## Stored data
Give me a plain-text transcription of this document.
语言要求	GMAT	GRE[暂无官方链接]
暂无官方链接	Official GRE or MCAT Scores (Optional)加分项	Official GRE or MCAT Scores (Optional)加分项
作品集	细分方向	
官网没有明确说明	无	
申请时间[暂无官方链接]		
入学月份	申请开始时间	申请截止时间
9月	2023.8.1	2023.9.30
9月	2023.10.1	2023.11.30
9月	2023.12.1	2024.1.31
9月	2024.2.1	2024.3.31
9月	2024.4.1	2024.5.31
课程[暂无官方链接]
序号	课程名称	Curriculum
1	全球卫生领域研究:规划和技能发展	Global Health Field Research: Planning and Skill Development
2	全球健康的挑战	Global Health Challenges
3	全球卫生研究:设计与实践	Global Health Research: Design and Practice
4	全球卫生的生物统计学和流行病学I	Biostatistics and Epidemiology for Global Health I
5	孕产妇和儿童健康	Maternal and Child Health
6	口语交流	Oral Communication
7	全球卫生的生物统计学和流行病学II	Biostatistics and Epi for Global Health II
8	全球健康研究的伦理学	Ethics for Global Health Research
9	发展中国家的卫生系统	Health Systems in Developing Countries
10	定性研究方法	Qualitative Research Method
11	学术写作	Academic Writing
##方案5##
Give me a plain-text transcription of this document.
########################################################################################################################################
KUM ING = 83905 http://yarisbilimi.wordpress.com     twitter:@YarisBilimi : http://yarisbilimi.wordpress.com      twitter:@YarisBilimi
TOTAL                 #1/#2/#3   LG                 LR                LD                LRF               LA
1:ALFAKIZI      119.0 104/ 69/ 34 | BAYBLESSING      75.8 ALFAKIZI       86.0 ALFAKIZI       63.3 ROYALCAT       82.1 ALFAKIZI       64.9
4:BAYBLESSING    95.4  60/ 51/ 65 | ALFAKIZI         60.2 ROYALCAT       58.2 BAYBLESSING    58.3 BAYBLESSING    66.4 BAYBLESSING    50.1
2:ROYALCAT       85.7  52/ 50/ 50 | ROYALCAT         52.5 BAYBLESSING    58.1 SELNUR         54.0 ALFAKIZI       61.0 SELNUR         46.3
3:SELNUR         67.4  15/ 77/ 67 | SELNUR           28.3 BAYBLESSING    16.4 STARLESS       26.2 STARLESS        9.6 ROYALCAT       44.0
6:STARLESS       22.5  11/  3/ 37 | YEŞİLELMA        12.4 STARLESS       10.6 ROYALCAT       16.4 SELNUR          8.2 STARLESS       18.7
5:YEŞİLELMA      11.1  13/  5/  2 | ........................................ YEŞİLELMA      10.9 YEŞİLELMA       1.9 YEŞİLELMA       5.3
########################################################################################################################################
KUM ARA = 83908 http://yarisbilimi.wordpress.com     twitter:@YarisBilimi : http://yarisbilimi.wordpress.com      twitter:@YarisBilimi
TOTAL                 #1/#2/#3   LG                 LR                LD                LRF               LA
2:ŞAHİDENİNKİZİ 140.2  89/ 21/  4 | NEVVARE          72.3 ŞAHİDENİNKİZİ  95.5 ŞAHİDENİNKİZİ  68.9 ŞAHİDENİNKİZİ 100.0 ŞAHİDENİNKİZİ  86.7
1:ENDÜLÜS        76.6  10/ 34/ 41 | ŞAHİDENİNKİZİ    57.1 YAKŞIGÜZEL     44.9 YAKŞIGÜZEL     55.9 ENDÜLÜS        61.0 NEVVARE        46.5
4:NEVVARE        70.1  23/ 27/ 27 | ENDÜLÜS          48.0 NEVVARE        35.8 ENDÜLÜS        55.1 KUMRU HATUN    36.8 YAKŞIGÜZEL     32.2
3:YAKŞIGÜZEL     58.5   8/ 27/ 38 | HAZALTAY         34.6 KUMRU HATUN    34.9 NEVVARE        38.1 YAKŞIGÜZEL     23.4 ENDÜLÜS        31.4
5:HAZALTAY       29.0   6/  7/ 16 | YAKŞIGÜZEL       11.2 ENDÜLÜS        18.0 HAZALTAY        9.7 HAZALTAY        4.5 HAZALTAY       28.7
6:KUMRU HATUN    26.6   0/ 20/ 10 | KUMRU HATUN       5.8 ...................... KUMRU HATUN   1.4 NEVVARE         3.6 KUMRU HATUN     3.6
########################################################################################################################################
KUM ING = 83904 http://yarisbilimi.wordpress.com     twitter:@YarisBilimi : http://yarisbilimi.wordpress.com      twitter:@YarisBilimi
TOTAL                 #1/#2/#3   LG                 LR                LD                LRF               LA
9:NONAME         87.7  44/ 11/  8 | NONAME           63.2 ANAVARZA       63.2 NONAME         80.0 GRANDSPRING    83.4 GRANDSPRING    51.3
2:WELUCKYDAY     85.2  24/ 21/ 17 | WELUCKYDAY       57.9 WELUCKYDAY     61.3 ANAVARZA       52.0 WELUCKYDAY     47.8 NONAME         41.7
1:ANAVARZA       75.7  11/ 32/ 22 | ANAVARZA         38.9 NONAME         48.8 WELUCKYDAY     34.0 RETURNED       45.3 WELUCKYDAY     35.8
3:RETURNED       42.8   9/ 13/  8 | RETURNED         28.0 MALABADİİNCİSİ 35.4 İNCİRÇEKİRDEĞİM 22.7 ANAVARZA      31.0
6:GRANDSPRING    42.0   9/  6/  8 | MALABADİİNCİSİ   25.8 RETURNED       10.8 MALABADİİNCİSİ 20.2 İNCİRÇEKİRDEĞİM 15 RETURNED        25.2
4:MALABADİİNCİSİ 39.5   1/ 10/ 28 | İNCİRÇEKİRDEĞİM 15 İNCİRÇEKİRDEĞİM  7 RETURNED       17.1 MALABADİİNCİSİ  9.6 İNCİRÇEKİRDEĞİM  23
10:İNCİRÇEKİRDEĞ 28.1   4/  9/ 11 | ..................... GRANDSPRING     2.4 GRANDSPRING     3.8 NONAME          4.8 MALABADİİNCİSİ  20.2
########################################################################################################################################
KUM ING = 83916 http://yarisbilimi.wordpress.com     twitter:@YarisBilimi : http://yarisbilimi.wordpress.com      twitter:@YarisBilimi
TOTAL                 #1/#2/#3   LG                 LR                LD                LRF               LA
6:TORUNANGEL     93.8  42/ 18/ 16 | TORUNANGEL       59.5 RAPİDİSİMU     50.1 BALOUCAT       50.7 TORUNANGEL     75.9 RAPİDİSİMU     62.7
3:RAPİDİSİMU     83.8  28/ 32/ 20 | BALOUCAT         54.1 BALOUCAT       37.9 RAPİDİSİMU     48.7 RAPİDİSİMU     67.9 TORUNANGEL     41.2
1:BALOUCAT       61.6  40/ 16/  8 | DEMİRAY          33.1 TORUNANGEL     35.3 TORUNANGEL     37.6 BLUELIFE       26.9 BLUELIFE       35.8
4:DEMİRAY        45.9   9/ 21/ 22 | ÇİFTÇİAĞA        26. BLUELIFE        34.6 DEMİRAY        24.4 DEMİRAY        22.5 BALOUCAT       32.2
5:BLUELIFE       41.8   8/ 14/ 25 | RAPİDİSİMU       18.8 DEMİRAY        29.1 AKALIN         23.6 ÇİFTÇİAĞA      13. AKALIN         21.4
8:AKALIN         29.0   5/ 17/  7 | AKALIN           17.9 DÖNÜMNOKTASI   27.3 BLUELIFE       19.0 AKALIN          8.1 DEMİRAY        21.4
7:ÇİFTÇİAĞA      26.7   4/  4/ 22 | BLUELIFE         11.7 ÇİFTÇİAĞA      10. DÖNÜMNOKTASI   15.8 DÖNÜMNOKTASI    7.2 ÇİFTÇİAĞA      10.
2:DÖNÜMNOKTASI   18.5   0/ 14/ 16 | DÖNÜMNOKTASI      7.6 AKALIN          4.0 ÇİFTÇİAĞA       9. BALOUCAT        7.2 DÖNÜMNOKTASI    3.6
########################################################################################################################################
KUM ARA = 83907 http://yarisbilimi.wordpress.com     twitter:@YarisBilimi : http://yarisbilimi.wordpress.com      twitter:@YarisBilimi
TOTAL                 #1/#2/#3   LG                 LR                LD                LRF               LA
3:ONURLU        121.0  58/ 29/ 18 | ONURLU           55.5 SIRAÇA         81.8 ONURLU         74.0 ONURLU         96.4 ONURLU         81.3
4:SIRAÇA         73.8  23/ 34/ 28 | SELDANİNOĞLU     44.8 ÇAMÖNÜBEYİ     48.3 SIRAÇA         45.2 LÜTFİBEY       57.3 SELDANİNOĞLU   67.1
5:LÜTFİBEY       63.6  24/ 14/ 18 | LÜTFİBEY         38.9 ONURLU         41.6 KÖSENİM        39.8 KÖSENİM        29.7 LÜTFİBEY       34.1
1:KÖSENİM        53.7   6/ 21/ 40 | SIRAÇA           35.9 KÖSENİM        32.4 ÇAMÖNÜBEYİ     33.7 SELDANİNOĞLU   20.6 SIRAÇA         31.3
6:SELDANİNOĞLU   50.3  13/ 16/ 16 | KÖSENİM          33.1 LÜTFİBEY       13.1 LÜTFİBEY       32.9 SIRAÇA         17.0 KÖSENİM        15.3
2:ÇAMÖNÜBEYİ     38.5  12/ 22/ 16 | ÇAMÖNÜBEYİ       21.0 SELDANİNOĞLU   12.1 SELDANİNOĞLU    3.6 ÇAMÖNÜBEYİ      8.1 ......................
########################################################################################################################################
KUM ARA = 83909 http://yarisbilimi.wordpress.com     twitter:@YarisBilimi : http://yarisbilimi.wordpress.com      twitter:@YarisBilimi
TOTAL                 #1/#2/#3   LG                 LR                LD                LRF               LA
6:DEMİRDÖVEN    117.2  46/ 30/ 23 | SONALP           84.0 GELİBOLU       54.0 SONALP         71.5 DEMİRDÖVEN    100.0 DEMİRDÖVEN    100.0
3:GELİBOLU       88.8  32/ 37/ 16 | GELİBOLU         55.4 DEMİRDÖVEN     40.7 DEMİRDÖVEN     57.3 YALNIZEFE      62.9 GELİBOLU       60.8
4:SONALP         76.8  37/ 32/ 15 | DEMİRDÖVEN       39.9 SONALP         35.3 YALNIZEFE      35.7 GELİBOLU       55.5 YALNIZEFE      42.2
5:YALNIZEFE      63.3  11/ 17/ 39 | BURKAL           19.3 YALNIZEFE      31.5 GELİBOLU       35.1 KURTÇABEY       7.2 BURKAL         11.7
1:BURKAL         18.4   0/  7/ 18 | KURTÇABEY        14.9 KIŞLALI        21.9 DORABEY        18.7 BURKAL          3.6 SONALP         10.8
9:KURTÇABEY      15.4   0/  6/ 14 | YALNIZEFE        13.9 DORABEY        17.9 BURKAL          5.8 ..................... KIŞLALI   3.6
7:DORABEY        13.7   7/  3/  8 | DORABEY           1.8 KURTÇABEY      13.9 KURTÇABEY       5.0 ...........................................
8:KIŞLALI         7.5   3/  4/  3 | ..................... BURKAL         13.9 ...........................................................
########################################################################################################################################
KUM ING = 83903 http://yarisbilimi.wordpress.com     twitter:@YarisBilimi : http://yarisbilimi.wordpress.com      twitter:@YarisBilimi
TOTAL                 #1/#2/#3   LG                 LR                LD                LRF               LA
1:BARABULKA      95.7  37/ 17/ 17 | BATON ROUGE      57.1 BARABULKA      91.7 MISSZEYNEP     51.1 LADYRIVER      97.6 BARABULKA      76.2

## Problem details
Find every line that includes the string "YAKŞIGÜZEL". Report how many there are and nothing else.

## Task output
4